═══ The records
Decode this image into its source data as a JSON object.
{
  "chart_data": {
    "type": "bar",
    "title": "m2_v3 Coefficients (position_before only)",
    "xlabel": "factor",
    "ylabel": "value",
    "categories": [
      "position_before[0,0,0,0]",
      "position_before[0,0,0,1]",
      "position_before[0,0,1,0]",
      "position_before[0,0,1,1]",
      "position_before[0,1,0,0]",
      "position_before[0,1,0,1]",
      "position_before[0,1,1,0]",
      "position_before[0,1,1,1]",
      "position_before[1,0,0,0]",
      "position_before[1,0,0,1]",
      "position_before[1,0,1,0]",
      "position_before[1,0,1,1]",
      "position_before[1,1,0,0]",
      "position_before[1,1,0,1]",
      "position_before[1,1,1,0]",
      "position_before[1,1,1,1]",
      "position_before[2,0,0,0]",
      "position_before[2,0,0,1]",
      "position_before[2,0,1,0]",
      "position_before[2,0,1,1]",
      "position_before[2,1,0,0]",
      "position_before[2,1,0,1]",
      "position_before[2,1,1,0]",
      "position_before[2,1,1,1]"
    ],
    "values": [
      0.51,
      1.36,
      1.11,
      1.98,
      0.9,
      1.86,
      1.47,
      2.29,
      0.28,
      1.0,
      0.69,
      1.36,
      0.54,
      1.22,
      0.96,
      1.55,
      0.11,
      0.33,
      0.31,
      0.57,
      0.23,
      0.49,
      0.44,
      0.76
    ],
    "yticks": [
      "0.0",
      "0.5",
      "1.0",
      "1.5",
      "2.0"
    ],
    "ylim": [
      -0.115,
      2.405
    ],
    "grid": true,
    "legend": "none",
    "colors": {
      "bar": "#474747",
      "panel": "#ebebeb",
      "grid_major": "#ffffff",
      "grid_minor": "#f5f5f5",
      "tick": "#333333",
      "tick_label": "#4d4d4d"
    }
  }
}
══════
▶ [Work instructions]: Return the full listing, character for character.

▶ [Result for this exercise]:
Decode this image into its source data as a JSON object.
{
  "chart_data": {
    "type": "bar",
    "title": "m2_v3 Coefficients (position_before only)",
    "xlabel": "factor",
    "ylabel": "value",
    "categories": [
      "position_before[0,0,0,0]",
      "position_before[0,0,0,1]",
      "position_before[0,0,1,0]",
      "position_before[0,0,1,1]",
      "position_before[0,1,0,0]",
      "position_before[0,1,0,1]",
      "position_before[0,1,1,0]",
      "position_before[0,1,1,1]",
      "position_before[1,0,0,0]",
      "position_before[1,0,0,1]",
      "position_before[1,0,1,0]",
      "position_before[1,0,1,1]",
      "position_before[1,1,0,0]",
      "position_before[1,1,0,1]",
      "position_before[1,1,1,0]",
      "position_before[1,1,1,1]",
      "position_before[2,0,0,0]",
      "position_before[2,0,0,1]",
      "position_before[2,0,1,0]",
      "position_before[2,0,1,1]",
      "position_before[2,1,0,0]",
      "position_before[2,1,0,1]",
      "position_before[2,1,1,0]",
      "position_before[2,1,1,1]"
    ],
    "values": [
      0.51,
      1.36,
      1.11,
      1.98,
      0.9,
      1.86,
      1.47,
      2.29,
      0.28,
      1.0,
      0.69,
      1.36,
      0.54,
      1.22,
      0.96,
      1.55,
      0.11,
      0.33,
      0.31,
      0.57,
      0.23,
      0.49,
      0.44,
      0.76
    ],
    "yticks": [
      "0.0",
      "0.5",
      "1.0",
      "1.5",
      "2.0"
    ],
    "ylim": [
      -0.115,
      2.405
    ],
    "grid": true,
    "legend": "none",
    "colors": {
      "bar": "#474747",
      "panel": "#ebebeb",
      "grid_major": "#ffffff",
      "grid_minor": "#f5f5f5",
      "tick": "#333333",
      "tick_label": "#4d4d4d"
    }
  }
}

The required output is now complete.